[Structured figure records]
__________________________________________________
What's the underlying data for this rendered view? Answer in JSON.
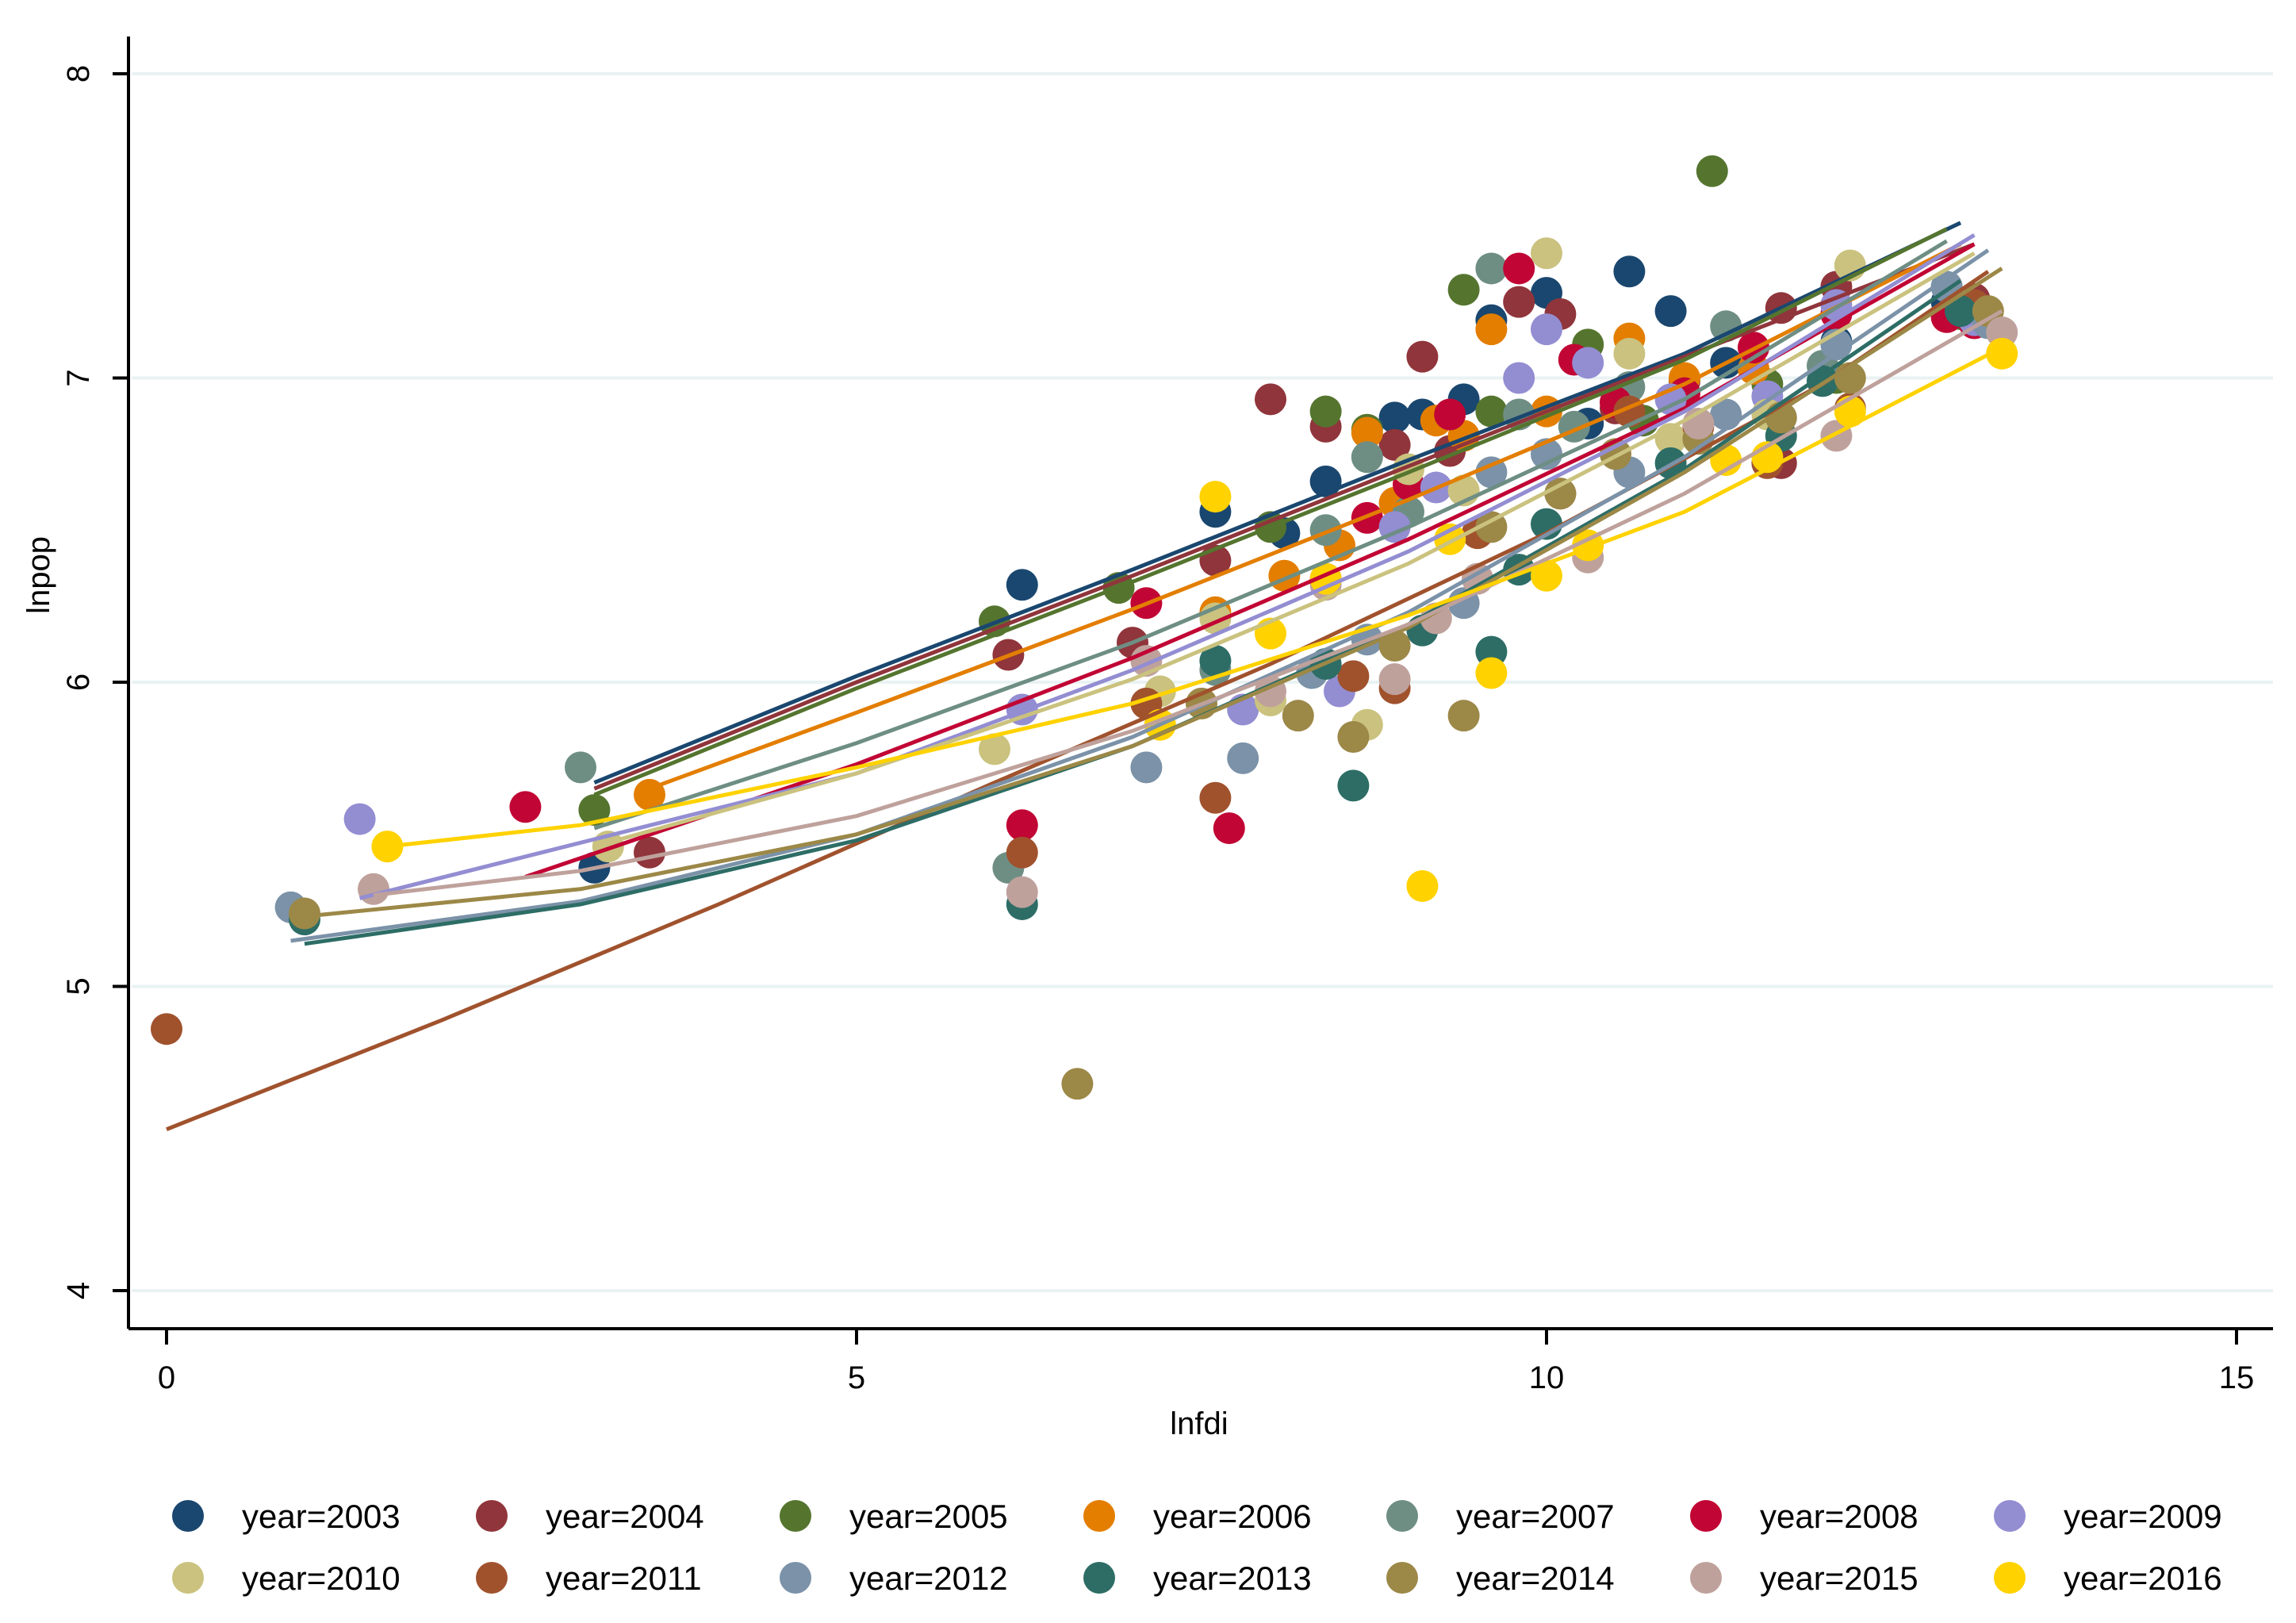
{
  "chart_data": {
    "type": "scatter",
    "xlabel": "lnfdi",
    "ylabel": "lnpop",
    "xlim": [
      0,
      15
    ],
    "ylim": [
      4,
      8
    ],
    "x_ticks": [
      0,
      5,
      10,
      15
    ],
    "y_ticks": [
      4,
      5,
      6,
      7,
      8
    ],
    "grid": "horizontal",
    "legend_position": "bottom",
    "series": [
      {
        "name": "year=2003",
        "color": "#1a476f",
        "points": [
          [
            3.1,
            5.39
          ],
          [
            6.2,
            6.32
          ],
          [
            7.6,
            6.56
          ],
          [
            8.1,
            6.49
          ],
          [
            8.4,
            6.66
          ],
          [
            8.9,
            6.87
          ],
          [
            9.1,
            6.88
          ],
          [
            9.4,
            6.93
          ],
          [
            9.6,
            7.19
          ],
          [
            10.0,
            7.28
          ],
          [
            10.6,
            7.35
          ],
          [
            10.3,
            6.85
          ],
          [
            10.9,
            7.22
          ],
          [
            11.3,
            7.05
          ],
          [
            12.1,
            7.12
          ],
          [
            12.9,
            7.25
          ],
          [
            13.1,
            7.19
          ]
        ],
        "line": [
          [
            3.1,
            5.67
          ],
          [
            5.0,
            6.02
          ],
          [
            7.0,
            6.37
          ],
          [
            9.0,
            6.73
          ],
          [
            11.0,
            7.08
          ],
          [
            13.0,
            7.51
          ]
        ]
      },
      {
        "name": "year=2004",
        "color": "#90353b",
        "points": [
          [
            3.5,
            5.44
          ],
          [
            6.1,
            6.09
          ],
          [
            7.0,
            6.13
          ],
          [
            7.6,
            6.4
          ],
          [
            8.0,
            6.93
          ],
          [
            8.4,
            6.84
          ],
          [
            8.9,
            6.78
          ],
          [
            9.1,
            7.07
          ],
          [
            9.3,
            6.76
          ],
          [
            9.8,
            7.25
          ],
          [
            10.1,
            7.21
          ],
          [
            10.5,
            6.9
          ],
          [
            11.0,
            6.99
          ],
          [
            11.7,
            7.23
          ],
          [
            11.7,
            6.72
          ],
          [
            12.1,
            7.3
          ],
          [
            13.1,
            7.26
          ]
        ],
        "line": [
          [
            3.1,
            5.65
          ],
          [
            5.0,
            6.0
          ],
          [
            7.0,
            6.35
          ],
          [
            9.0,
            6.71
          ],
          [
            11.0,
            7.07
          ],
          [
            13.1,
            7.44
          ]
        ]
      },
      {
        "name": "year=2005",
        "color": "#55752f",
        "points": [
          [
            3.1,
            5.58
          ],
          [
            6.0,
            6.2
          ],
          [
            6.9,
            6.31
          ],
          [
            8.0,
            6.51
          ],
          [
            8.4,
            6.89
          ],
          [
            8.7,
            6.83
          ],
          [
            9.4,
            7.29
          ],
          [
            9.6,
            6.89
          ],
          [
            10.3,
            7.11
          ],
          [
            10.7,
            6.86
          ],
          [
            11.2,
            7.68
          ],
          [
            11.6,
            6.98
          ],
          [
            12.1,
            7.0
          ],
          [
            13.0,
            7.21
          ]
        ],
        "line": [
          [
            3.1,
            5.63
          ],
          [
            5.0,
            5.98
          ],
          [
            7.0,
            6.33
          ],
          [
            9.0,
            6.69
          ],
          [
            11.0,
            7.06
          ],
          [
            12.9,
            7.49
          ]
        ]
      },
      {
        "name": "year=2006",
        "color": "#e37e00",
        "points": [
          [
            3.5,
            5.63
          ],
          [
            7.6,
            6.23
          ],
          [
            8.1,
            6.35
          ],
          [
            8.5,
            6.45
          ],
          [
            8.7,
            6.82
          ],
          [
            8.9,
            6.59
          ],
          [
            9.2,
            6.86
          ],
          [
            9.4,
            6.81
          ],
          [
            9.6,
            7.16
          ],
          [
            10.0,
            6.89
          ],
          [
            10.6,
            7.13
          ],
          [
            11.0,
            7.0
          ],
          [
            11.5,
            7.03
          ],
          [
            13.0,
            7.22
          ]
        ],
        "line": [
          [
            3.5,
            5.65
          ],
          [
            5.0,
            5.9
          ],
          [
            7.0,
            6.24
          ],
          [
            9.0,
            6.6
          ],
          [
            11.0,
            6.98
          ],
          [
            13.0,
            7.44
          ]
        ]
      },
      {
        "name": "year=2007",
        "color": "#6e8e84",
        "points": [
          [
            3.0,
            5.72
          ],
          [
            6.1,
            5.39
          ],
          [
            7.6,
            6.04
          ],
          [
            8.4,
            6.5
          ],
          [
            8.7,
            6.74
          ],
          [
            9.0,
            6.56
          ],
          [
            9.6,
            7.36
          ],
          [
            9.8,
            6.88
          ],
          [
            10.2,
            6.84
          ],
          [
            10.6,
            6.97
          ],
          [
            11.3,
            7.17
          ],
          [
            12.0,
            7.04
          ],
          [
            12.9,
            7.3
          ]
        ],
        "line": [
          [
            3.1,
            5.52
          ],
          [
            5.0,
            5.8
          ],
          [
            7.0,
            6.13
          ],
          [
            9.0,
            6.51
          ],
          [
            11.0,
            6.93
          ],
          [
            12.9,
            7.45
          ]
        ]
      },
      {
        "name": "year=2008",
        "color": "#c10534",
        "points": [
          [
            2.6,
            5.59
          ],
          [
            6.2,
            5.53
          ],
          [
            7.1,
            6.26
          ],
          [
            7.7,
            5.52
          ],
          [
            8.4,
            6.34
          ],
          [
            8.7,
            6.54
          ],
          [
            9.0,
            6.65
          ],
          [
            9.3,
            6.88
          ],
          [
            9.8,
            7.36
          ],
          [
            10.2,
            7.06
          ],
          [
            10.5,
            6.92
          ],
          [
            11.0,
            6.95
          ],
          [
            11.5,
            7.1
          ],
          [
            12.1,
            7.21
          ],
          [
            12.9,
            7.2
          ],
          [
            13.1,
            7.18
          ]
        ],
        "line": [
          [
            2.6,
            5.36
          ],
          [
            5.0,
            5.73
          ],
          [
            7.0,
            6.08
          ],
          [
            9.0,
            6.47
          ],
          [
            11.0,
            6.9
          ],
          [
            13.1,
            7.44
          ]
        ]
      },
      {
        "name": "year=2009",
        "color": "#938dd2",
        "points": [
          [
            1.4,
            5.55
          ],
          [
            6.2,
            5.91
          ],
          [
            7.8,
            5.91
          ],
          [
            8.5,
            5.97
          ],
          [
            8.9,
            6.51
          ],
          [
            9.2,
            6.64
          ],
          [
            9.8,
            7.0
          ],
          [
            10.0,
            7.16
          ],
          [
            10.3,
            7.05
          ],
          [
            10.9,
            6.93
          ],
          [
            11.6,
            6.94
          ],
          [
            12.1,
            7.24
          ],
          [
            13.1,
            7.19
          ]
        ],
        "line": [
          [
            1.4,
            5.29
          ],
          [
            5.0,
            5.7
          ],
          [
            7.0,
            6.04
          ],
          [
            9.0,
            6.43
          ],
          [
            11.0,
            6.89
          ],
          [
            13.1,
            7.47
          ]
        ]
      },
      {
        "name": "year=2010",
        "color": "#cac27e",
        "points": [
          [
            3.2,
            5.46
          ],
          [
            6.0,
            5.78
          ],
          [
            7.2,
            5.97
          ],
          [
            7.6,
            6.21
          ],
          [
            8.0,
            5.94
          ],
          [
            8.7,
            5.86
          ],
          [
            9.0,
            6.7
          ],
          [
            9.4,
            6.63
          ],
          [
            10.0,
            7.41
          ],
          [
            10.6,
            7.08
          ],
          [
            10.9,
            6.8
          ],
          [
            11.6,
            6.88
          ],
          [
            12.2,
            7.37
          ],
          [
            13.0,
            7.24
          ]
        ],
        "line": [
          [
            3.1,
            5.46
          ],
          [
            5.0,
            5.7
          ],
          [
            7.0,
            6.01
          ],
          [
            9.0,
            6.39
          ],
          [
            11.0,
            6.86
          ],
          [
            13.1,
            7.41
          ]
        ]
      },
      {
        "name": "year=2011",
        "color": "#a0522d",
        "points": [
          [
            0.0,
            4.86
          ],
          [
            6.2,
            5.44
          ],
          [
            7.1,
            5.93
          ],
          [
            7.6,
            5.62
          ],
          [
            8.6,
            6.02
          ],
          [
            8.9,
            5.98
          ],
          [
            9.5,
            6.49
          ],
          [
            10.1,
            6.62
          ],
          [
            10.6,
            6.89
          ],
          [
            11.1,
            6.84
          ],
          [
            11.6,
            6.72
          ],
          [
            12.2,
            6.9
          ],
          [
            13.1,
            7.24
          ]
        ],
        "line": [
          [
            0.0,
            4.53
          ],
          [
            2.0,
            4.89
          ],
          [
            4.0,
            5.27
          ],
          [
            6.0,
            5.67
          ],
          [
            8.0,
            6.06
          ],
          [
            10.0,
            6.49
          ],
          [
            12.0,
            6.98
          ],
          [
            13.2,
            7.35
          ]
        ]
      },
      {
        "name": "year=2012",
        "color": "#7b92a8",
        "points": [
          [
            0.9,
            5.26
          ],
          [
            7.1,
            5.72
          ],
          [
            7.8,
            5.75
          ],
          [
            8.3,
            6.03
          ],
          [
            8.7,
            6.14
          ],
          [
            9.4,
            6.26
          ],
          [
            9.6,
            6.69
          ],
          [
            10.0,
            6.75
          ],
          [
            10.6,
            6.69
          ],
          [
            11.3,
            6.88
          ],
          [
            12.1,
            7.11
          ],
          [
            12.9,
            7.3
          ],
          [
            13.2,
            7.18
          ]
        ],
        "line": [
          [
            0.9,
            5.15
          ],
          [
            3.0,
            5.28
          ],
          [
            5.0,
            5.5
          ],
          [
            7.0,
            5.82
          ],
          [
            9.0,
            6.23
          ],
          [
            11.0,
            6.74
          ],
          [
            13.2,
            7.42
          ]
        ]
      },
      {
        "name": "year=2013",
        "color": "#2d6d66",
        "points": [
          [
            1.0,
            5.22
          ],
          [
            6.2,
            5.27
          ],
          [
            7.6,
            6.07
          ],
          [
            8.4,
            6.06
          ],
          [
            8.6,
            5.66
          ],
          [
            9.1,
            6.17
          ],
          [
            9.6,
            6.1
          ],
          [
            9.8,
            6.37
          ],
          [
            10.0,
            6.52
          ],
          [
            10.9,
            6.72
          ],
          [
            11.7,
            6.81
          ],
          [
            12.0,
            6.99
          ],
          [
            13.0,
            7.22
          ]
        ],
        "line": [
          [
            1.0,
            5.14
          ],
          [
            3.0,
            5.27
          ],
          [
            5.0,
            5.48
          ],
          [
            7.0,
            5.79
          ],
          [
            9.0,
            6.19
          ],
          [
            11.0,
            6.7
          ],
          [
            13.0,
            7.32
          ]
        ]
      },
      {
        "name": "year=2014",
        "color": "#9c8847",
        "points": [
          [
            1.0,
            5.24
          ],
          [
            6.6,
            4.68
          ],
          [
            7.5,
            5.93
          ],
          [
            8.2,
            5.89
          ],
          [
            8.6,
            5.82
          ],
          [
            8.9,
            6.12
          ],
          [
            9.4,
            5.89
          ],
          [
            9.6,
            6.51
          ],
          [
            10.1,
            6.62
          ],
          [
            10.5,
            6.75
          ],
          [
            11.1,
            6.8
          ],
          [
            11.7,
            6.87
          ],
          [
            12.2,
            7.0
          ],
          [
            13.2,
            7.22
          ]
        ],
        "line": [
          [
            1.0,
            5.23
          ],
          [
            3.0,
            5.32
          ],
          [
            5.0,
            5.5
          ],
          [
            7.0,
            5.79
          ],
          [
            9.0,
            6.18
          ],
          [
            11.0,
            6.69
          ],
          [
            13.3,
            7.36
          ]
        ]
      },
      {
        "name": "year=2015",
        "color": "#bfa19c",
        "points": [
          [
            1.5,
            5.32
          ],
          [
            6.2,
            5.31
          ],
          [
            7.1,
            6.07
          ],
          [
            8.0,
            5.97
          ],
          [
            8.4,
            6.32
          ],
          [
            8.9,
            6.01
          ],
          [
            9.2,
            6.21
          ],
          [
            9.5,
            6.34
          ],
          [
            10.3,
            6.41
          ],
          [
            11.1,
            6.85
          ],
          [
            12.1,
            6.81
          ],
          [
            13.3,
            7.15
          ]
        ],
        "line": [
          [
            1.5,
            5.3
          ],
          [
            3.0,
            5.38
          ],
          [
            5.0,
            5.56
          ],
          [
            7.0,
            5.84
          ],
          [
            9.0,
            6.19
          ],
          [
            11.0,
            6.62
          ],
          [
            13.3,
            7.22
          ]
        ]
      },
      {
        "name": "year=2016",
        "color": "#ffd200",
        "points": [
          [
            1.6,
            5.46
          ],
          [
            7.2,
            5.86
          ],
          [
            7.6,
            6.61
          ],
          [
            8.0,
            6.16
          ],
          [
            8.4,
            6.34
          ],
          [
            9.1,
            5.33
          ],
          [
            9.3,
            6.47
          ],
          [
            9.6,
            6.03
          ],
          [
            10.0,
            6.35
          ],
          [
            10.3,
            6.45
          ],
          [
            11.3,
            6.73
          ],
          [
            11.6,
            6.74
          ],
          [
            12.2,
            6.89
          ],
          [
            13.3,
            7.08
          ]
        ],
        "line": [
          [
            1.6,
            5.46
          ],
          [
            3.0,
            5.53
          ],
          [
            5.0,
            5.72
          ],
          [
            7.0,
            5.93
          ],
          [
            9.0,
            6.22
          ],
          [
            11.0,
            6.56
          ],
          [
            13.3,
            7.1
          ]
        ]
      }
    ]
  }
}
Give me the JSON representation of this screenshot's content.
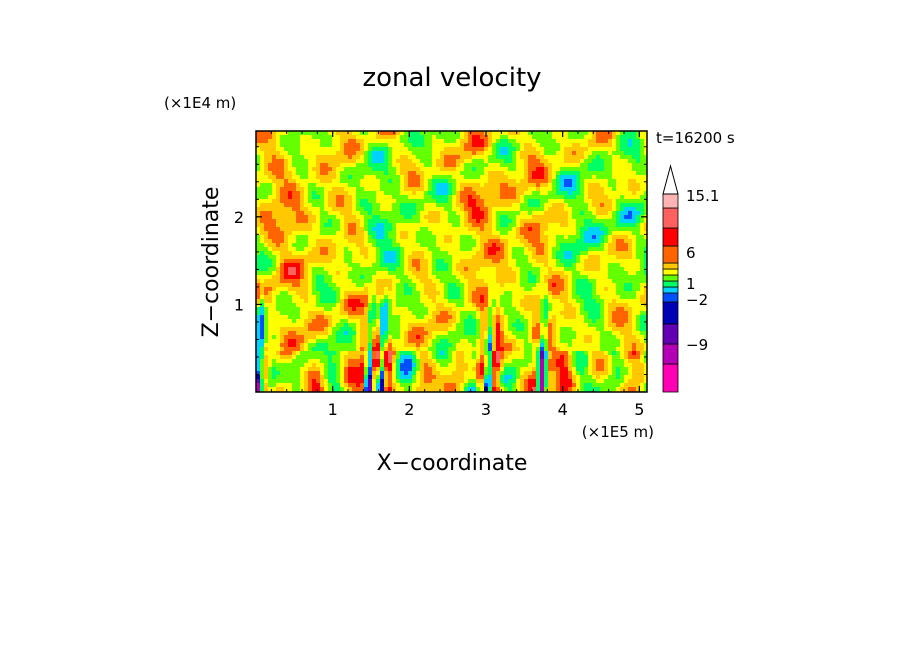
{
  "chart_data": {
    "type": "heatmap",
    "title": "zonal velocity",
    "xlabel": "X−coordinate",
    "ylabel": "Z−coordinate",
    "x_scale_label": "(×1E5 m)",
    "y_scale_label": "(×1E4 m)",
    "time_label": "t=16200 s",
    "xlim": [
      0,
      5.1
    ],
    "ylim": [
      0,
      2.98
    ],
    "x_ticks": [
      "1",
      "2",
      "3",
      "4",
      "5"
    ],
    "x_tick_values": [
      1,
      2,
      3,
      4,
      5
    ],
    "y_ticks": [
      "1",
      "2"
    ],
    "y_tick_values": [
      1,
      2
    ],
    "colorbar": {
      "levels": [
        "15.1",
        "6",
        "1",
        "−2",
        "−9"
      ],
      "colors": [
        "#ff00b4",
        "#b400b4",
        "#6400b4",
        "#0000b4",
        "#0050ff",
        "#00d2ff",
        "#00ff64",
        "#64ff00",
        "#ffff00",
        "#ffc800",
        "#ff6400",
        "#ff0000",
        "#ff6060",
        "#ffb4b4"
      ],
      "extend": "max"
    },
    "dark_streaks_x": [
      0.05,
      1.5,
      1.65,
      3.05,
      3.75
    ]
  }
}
__________________________________________________
• _WRITTEN REQUEST_: Of the lines in the listing above, how many hold the string "this"? Reply with the number only.

• _ANSWER IN FULL_: 2